EXERCISE REQUIREMENTS - Give every line again exactly as it appears, please, but not the pictures.

RECORDS FOR THIS EXERCISE -
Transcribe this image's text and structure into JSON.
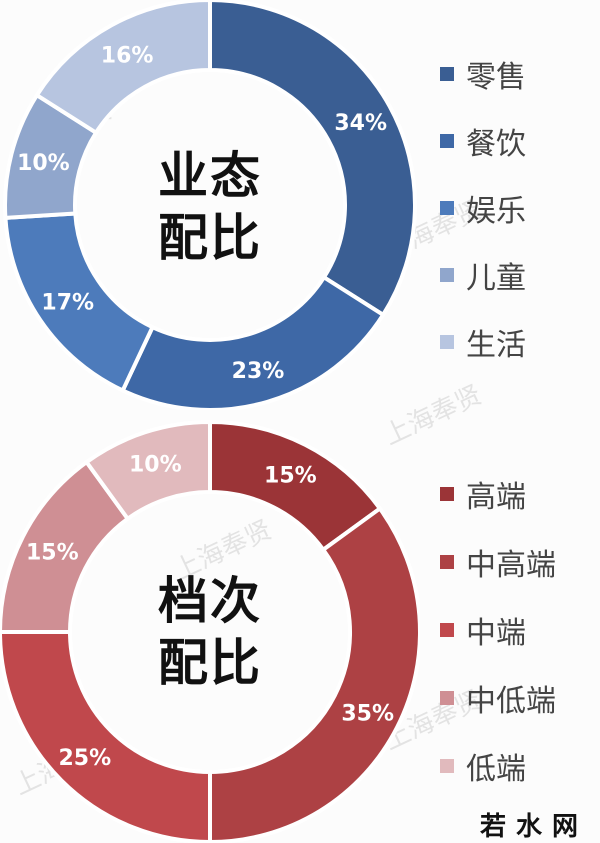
{
  "chart_data": [
    {
      "type": "pie",
      "variant": "donut",
      "title": "业态配比",
      "categories": [
        "零售",
        "餐饮",
        "娱乐",
        "儿童",
        "生活"
      ],
      "values": [
        34,
        23,
        17,
        10,
        16
      ],
      "labels": [
        "34%",
        "23%",
        "17%",
        "10%",
        "16%"
      ],
      "colors": [
        "#3a5e93",
        "#3e68a6",
        "#4d7bbb",
        "#90a6cc",
        "#b7c5e0"
      ],
      "legend_position": "right"
    },
    {
      "type": "pie",
      "variant": "donut",
      "title": "档次配比",
      "categories": [
        "高端",
        "中高端",
        "中端",
        "中低端",
        "低端"
      ],
      "values": [
        15,
        35,
        25,
        15,
        10
      ],
      "labels": [
        "15%",
        "35%",
        "25%",
        "15%",
        "10%"
      ],
      "colors": [
        "#9b3437",
        "#ad4144",
        "#c0484c",
        "#cf8f94",
        "#e1babd"
      ],
      "legend_position": "right"
    }
  ],
  "chart1": {
    "title_line1": "业态",
    "title_line2": "配比",
    "legend": [
      {
        "label": "零售",
        "color": "#3a5e93"
      },
      {
        "label": "餐饮",
        "color": "#3e68a6"
      },
      {
        "label": "娱乐",
        "color": "#4d7bbb"
      },
      {
        "label": "儿童",
        "color": "#90a6cc"
      },
      {
        "label": "生活",
        "color": "#b7c5e0"
      }
    ]
  },
  "chart2": {
    "title_line1": "档次",
    "title_line2": "配比",
    "legend": [
      {
        "label": "高端",
        "color": "#9b3437"
      },
      {
        "label": "中高端",
        "color": "#ad4144"
      },
      {
        "label": "中端",
        "color": "#c0484c"
      },
      {
        "label": "中低端",
        "color": "#cf8f94"
      },
      {
        "label": "低端",
        "color": "#e1babd"
      }
    ]
  },
  "watermark": "上海奉贤",
  "brand": "若水网"
}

SOLUTION TO THIS EXERCISE -
Transcribe this image's text and structure into JSON.
{
  "chart_data": [
    {
      "type": "pie",
      "variant": "donut",
      "title": "业态配比",
      "categories": [
        "零售",
        "餐饮",
        "娱乐",
        "儿童",
        "生活"
      ],
      "values": [
        34,
        23,
        17,
        10,
        16
      ],
      "labels": [
        "34%",
        "23%",
        "17%",
        "10%",
        "16%"
      ],
      "colors": [
        "#3a5e93",
        "#3e68a6",
        "#4d7bbb",
        "#90a6cc",
        "#b7c5e0"
      ],
      "legend_position": "right"
    },
    {
      "type": "pie",
      "variant": "donut",
      "title": "档次配比",
      "categories": [
        "高端",
        "中高端",
        "中端",
        "中低端",
        "低端"
      ],
      "values": [
        15,
        35,
        25,
        15,
        10
      ],
      "labels": [
        "15%",
        "35%",
        "25%",
        "15%",
        "10%"
      ],
      "colors": [
        "#9b3437",
        "#ad4144",
        "#c0484c",
        "#cf8f94",
        "#e1babd"
      ],
      "legend_position": "right"
    }
  ],
  "chart1": {
    "title_line1": "业态",
    "title_line2": "配比",
    "legend": [
      {
        "label": "零售",
        "color": "#3a5e93"
      },
      {
        "label": "餐饮",
        "color": "#3e68a6"
      },
      {
        "label": "娱乐",
        "color": "#4d7bbb"
      },
      {
        "label": "儿童",
        "color": "#90a6cc"
      },
      {
        "label": "生活",
        "color": "#b7c5e0"
      }
    ]
  },
  "chart2": {
    "title_line1": "档次",
    "title_line2": "配比",
    "legend": [
      {
        "label": "高端",
        "color": "#9b3437"
      },
      {
        "label": "中高端",
        "color": "#ad4144"
      },
      {
        "label": "中端",
        "color": "#c0484c"
      },
      {
        "label": "中低端",
        "color": "#cf8f94"
      },
      {
        "label": "低端",
        "color": "#e1babd"
      }
    ]
  },
  "watermark": "上海奉贤",
  "brand": "若水网"
}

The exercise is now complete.